>> BEGIN

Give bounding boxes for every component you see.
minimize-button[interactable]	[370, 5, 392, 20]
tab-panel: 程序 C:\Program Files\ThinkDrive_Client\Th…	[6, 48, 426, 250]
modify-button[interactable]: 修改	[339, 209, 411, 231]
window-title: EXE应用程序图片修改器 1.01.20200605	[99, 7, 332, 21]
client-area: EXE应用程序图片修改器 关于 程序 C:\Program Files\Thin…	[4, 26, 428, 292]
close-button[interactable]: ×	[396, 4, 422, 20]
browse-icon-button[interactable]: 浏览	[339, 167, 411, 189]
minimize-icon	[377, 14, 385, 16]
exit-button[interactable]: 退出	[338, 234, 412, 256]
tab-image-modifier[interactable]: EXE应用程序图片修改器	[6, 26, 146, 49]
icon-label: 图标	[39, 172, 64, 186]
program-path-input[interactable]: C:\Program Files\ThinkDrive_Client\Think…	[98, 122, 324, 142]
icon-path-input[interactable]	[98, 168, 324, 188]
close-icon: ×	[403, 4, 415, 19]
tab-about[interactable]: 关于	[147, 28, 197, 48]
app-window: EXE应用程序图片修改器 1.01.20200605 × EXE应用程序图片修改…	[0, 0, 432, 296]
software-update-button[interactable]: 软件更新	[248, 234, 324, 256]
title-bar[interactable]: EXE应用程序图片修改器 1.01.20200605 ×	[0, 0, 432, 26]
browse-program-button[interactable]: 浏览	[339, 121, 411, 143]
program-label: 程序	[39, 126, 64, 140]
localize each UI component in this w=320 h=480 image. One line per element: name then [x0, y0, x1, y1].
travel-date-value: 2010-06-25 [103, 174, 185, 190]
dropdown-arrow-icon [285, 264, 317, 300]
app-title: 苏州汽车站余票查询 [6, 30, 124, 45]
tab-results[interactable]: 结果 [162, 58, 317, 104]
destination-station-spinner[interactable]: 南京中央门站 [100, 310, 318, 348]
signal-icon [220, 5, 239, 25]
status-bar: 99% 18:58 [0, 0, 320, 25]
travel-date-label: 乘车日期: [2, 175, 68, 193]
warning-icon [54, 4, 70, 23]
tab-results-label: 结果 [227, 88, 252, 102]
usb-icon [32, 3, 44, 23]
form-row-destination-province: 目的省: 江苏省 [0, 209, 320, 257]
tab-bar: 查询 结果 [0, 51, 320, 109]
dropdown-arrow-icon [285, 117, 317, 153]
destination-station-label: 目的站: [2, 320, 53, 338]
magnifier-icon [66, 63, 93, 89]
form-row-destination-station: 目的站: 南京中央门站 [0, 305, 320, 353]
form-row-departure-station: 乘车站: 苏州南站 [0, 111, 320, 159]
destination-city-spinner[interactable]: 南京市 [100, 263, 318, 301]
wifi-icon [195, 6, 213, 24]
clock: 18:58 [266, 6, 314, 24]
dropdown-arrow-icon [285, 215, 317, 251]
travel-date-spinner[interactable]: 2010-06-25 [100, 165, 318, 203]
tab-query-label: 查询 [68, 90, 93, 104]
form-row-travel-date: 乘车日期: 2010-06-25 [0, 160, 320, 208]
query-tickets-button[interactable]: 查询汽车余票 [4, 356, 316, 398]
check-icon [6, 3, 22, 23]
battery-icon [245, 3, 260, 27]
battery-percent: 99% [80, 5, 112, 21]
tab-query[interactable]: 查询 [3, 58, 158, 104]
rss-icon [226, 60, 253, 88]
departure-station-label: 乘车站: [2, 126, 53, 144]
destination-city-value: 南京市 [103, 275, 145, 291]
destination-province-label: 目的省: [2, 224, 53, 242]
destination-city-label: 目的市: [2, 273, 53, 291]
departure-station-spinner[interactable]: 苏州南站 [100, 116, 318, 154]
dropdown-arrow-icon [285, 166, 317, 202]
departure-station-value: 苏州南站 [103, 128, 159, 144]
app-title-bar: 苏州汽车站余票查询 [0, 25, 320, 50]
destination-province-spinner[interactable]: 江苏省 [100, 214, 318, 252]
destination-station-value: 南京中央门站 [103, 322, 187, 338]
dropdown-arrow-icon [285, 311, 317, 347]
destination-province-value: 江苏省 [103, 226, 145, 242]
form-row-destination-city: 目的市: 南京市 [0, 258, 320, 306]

>> END

Gather every line in the records above that contains the string "value", and copy each one. Matching is case-sensitive.

TASK SOLUTION
travel-date-value: 2010-06-25 [103, 174, 185, 190]
destination-city-value: 南京市 [103, 275, 145, 291]
departure-station-value: 苏州南站 [103, 128, 159, 144]
destination-station-value: 南京中央门站 [103, 322, 187, 338]
destination-province-value: 江苏省 [103, 226, 145, 242]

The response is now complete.